• **What you will do**
Extract, from the listing that follows, each line containing the word "Theory".

** Begin Data for this task **

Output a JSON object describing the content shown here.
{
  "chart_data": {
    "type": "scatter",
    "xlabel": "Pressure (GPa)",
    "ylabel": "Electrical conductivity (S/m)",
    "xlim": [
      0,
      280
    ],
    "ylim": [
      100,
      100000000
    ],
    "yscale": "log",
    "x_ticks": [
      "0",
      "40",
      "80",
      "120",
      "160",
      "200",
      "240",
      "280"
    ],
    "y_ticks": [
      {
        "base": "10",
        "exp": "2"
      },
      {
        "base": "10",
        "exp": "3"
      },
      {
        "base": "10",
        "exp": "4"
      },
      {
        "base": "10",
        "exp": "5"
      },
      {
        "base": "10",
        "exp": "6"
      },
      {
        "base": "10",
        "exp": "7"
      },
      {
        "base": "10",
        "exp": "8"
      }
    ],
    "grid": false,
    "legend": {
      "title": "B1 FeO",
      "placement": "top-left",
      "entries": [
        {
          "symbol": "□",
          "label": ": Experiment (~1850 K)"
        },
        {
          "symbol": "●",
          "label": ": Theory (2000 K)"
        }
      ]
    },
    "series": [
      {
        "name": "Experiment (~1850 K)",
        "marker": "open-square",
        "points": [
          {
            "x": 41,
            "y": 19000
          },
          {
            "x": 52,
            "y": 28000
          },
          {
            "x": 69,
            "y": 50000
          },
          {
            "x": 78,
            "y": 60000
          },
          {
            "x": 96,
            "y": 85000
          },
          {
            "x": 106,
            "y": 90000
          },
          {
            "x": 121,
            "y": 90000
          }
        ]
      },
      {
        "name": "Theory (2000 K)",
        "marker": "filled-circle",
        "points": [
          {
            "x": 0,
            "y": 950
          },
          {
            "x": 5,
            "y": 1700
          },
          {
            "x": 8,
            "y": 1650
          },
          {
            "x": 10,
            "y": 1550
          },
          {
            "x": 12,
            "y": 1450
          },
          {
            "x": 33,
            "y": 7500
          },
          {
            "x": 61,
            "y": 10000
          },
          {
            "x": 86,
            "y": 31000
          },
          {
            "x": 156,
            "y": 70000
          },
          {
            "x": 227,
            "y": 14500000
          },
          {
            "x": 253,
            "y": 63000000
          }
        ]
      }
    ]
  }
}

** End Data for this task **

• **Solution for this problem**
          "label": ": Theory (2000 K)"
        "name": "Theory (2000 K)",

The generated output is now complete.